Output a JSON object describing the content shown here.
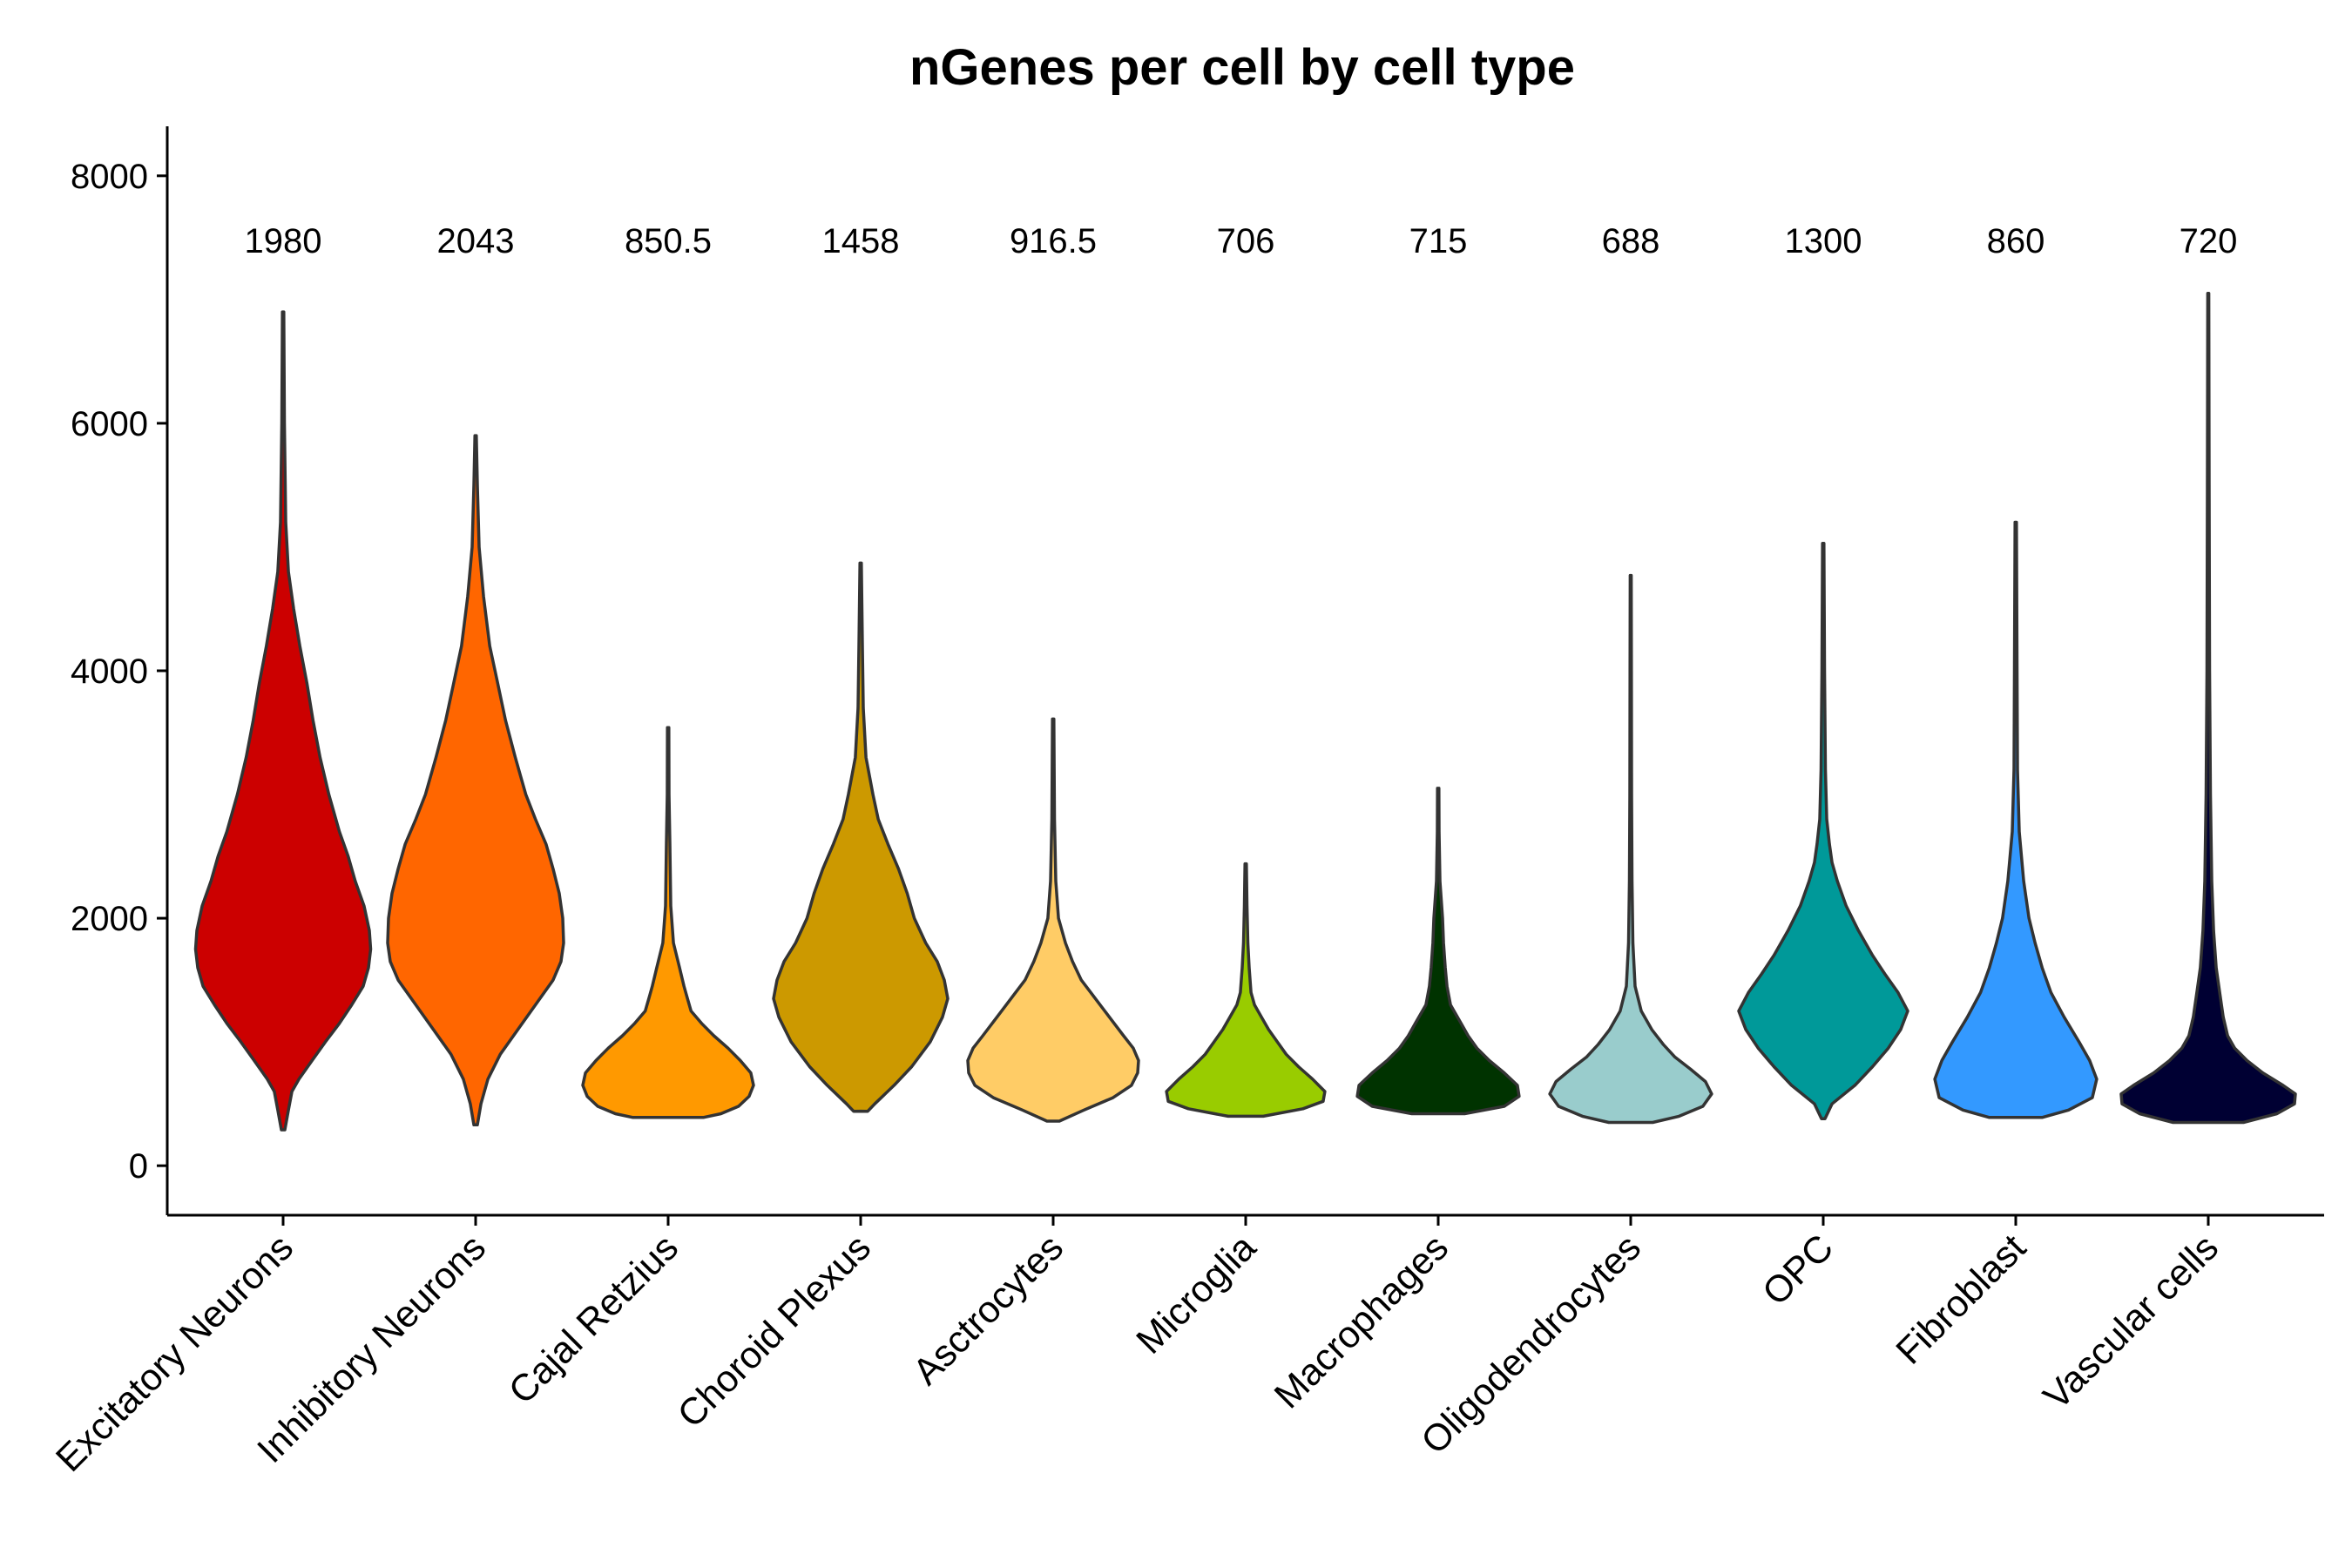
{
  "chart_data": {
    "type": "violin",
    "title": "nGenes per cell by cell type",
    "xlabel": "",
    "ylabel": "",
    "ylim": [
      -400,
      8400
    ],
    "yticks": [
      0,
      2000,
      4000,
      6000,
      8000
    ],
    "grid": false,
    "legend": "none",
    "categories": [
      "Excitatory Neurons",
      "Inhibitory Neurons",
      "Cajal Retzius",
      "Choroid Plexus",
      "Asctrocytes",
      "Microglia",
      "Macrophages",
      "Oligodendrocytes",
      "OPC",
      "Fibroblast",
      "Vascular cells"
    ],
    "median_labels": [
      "1980",
      "2043",
      "850.5",
      "1458",
      "916.5",
      "706",
      "715",
      "688",
      "1300",
      "860",
      "720"
    ],
    "medians": [
      1980,
      2043,
      850.5,
      1458,
      916.5,
      706,
      715,
      688,
      1300,
      860,
      720
    ],
    "colors": [
      "#CC0000",
      "#FF6600",
      "#FF9900",
      "#CC9900",
      "#FFCC66",
      "#99CC00",
      "#003300",
      "#99CCCC",
      "#009999",
      "#3399FF",
      "#000033"
    ],
    "violins": [
      {
        "name": "Excitatory Neurons",
        "min": 290,
        "max": 6900,
        "profile": [
          [
            290,
            0.02
          ],
          [
            450,
            0.06
          ],
          [
            600,
            0.1
          ],
          [
            700,
            0.18
          ],
          [
            850,
            0.33
          ],
          [
            1000,
            0.48
          ],
          [
            1150,
            0.64
          ],
          [
            1300,
            0.78
          ],
          [
            1450,
            0.91
          ],
          [
            1600,
            0.97
          ],
          [
            1750,
            0.995
          ],
          [
            1900,
            0.98
          ],
          [
            2100,
            0.92
          ],
          [
            2300,
            0.82
          ],
          [
            2500,
            0.74
          ],
          [
            2700,
            0.64
          ],
          [
            3000,
            0.52
          ],
          [
            3300,
            0.42
          ],
          [
            3600,
            0.34
          ],
          [
            3900,
            0.27
          ],
          [
            4200,
            0.19
          ],
          [
            4500,
            0.12
          ],
          [
            4800,
            0.06
          ],
          [
            5200,
            0.03
          ],
          [
            6000,
            0.015
          ],
          [
            6900,
            0.008
          ]
        ]
      },
      {
        "name": "Inhibitory Neurons",
        "min": 330,
        "max": 5900,
        "profile": [
          [
            330,
            0.02
          ],
          [
            500,
            0.06
          ],
          [
            700,
            0.14
          ],
          [
            900,
            0.28
          ],
          [
            1100,
            0.48
          ],
          [
            1300,
            0.68
          ],
          [
            1500,
            0.88
          ],
          [
            1650,
            0.97
          ],
          [
            1800,
            1.0
          ],
          [
            2000,
            0.99
          ],
          [
            2200,
            0.95
          ],
          [
            2400,
            0.88
          ],
          [
            2600,
            0.8
          ],
          [
            2800,
            0.68
          ],
          [
            3000,
            0.57
          ],
          [
            3300,
            0.45
          ],
          [
            3600,
            0.34
          ],
          [
            3900,
            0.25
          ],
          [
            4200,
            0.16
          ],
          [
            4600,
            0.09
          ],
          [
            5000,
            0.04
          ],
          [
            5500,
            0.02
          ],
          [
            5900,
            0.008
          ]
        ]
      },
      {
        "name": "Cajal Retzius",
        "min": 390,
        "max": 3540,
        "profile": [
          [
            390,
            0.4
          ],
          [
            420,
            0.6
          ],
          [
            480,
            0.8
          ],
          [
            560,
            0.92
          ],
          [
            650,
            0.97
          ],
          [
            750,
            0.94
          ],
          [
            850,
            0.82
          ],
          [
            950,
            0.68
          ],
          [
            1050,
            0.52
          ],
          [
            1150,
            0.38
          ],
          [
            1250,
            0.26
          ],
          [
            1350,
            0.22
          ],
          [
            1450,
            0.18
          ],
          [
            1600,
            0.13
          ],
          [
            1800,
            0.06
          ],
          [
            2100,
            0.03
          ],
          [
            2600,
            0.02
          ],
          [
            3000,
            0.01
          ],
          [
            3540,
            0.008
          ]
        ]
      },
      {
        "name": "Choroid Plexus",
        "min": 440,
        "max": 4870,
        "profile": [
          [
            440,
            0.08
          ],
          [
            500,
            0.16
          ],
          [
            650,
            0.38
          ],
          [
            800,
            0.58
          ],
          [
            1000,
            0.79
          ],
          [
            1200,
            0.93
          ],
          [
            1350,
            0.99
          ],
          [
            1500,
            0.95
          ],
          [
            1650,
            0.87
          ],
          [
            1800,
            0.74
          ],
          [
            2000,
            0.61
          ],
          [
            2200,
            0.53
          ],
          [
            2400,
            0.43
          ],
          [
            2600,
            0.31
          ],
          [
            2800,
            0.2
          ],
          [
            3000,
            0.14
          ],
          [
            3300,
            0.06
          ],
          [
            3700,
            0.03
          ],
          [
            4200,
            0.02
          ],
          [
            4870,
            0.008
          ]
        ]
      },
      {
        "name": "Asctrocytes",
        "min": 360,
        "max": 3610,
        "profile": [
          [
            360,
            0.07
          ],
          [
            450,
            0.35
          ],
          [
            550,
            0.68
          ],
          [
            650,
            0.89
          ],
          [
            750,
            0.96
          ],
          [
            850,
            0.97
          ],
          [
            950,
            0.91
          ],
          [
            1050,
            0.8
          ],
          [
            1200,
            0.64
          ],
          [
            1350,
            0.48
          ],
          [
            1500,
            0.32
          ],
          [
            1650,
            0.22
          ],
          [
            1800,
            0.14
          ],
          [
            2000,
            0.06
          ],
          [
            2300,
            0.03
          ],
          [
            2800,
            0.015
          ],
          [
            3610,
            0.008
          ]
        ]
      },
      {
        "name": "Microglia",
        "min": 400,
        "max": 2440,
        "profile": [
          [
            400,
            0.2
          ],
          [
            460,
            0.65
          ],
          [
            520,
            0.88
          ],
          [
            600,
            0.9
          ],
          [
            700,
            0.76
          ],
          [
            800,
            0.6
          ],
          [
            900,
            0.46
          ],
          [
            1000,
            0.36
          ],
          [
            1100,
            0.26
          ],
          [
            1200,
            0.18
          ],
          [
            1300,
            0.1
          ],
          [
            1400,
            0.06
          ],
          [
            1600,
            0.04
          ],
          [
            1800,
            0.025
          ],
          [
            2100,
            0.015
          ],
          [
            2440,
            0.008
          ]
        ]
      },
      {
        "name": "Macrophages",
        "min": 420,
        "max": 3050,
        "profile": [
          [
            420,
            0.3
          ],
          [
            480,
            0.75
          ],
          [
            560,
            0.92
          ],
          [
            650,
            0.9
          ],
          [
            750,
            0.75
          ],
          [
            850,
            0.58
          ],
          [
            950,
            0.44
          ],
          [
            1050,
            0.34
          ],
          [
            1150,
            0.26
          ],
          [
            1300,
            0.14
          ],
          [
            1450,
            0.1
          ],
          [
            1600,
            0.08
          ],
          [
            1800,
            0.06
          ],
          [
            2000,
            0.05
          ],
          [
            2300,
            0.02
          ],
          [
            2700,
            0.01
          ],
          [
            3050,
            0.008
          ]
        ]
      },
      {
        "name": "Oligodendrocytes",
        "min": 350,
        "max": 4770,
        "profile": [
          [
            350,
            0.25
          ],
          [
            400,
            0.55
          ],
          [
            480,
            0.82
          ],
          [
            580,
            0.92
          ],
          [
            680,
            0.85
          ],
          [
            780,
            0.68
          ],
          [
            880,
            0.5
          ],
          [
            980,
            0.37
          ],
          [
            1100,
            0.24
          ],
          [
            1250,
            0.12
          ],
          [
            1450,
            0.05
          ],
          [
            1800,
            0.025
          ],
          [
            2300,
            0.015
          ],
          [
            3000,
            0.01
          ],
          [
            4000,
            0.008
          ],
          [
            4770,
            0.006
          ]
        ]
      },
      {
        "name": "OPC",
        "min": 380,
        "max": 5030,
        "profile": [
          [
            380,
            0.02
          ],
          [
            500,
            0.1
          ],
          [
            650,
            0.36
          ],
          [
            800,
            0.56
          ],
          [
            950,
            0.74
          ],
          [
            1100,
            0.88
          ],
          [
            1250,
            0.96
          ],
          [
            1400,
            0.85
          ],
          [
            1550,
            0.7
          ],
          [
            1700,
            0.56
          ],
          [
            1900,
            0.4
          ],
          [
            2100,
            0.26
          ],
          [
            2300,
            0.16
          ],
          [
            2450,
            0.1
          ],
          [
            2600,
            0.07
          ],
          [
            2800,
            0.04
          ],
          [
            3200,
            0.025
          ],
          [
            4000,
            0.015
          ],
          [
            5030,
            0.008
          ]
        ]
      },
      {
        "name": "Fibroblast",
        "min": 390,
        "max": 5200,
        "profile": [
          [
            390,
            0.3
          ],
          [
            450,
            0.6
          ],
          [
            550,
            0.87
          ],
          [
            700,
            0.92
          ],
          [
            850,
            0.84
          ],
          [
            1000,
            0.72
          ],
          [
            1200,
            0.55
          ],
          [
            1400,
            0.4
          ],
          [
            1600,
            0.3
          ],
          [
            1800,
            0.22
          ],
          [
            2000,
            0.15
          ],
          [
            2300,
            0.09
          ],
          [
            2700,
            0.04
          ],
          [
            3200,
            0.02
          ],
          [
            4000,
            0.015
          ],
          [
            5200,
            0.008
          ]
        ]
      },
      {
        "name": "Vascular cells",
        "min": 350,
        "max": 7050,
        "profile": [
          [
            350,
            0.4
          ],
          [
            420,
            0.78
          ],
          [
            500,
            0.98
          ],
          [
            580,
            0.99
          ],
          [
            650,
            0.85
          ],
          [
            750,
            0.62
          ],
          [
            850,
            0.44
          ],
          [
            950,
            0.3
          ],
          [
            1050,
            0.22
          ],
          [
            1200,
            0.17
          ],
          [
            1400,
            0.13
          ],
          [
            1600,
            0.09
          ],
          [
            1900,
            0.06
          ],
          [
            2300,
            0.04
          ],
          [
            3000,
            0.025
          ],
          [
            4000,
            0.015
          ],
          [
            5500,
            0.01
          ],
          [
            7050,
            0.006
          ]
        ]
      }
    ]
  }
}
+-------+
EXERCISE>
From the entries above, show each line that includes the string "Choroid".

ANSWER AREA>
      "Choroid Plexus",
        "name": "Choroid Plexus",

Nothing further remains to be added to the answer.